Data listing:
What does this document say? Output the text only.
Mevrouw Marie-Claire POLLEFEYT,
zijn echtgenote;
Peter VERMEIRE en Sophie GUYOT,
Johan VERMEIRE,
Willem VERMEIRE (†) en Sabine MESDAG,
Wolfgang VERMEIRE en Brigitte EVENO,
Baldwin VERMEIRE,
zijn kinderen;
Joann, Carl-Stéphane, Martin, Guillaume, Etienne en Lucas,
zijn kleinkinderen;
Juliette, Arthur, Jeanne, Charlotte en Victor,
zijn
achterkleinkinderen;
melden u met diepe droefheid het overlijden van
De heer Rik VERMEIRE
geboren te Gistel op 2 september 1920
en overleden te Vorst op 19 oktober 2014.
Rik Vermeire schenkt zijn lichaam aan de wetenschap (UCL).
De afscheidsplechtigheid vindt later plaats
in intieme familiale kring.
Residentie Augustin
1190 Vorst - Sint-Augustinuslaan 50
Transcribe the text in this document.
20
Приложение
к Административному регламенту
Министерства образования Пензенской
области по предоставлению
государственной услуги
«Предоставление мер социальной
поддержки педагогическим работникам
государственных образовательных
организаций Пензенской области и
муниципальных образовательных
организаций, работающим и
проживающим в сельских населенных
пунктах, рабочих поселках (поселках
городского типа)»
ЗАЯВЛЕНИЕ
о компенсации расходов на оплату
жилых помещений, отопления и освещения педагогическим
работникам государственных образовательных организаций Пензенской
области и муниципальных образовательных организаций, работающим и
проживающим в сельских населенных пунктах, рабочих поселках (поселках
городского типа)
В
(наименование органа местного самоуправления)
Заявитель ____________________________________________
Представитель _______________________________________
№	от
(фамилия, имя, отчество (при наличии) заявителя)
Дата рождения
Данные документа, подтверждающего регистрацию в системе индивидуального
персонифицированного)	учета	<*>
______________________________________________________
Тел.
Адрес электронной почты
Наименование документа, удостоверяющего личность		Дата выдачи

YOUR GOAL: Return exactly the lines of the data, and only those, from the line with "Transcribe the text in this document." through the last line, inclusive.

THE ANSWER:
Transcribe the text in this document.
20
Приложение
к Административному регламенту
Министерства образования Пензенской
области по предоставлению
государственной услуги
«Предоставление мер социальной
поддержки педагогическим работникам
государственных образовательных
организаций Пензенской области и
муниципальных образовательных
организаций, работающим и
проживающим в сельских населенных
пунктах, рабочих поселках (поселках
городского типа)»
ЗАЯВЛЕНИЕ
о компенсации расходов на оплату
жилых помещений, отопления и освещения педагогическим
работникам государственных образовательных организаций Пензенской
области и муниципальных образовательных организаций, работающим и
проживающим в сельских населенных пунктах, рабочих поселках (поселках
городского типа)
В
(наименование органа местного самоуправления)
Заявитель ____________________________________________
Представитель _______________________________________
№	от
(фамилия, имя, отчество (при наличии) заявителя)
Дата рождения
Данные документа, подтверждающего регистрацию в системе индивидуального
персонифицированного)	учета	<*>
______________________________________________________
Тел.
Адрес электронной почты
Наименование документа, удостоверяющего личность		Дата выдачи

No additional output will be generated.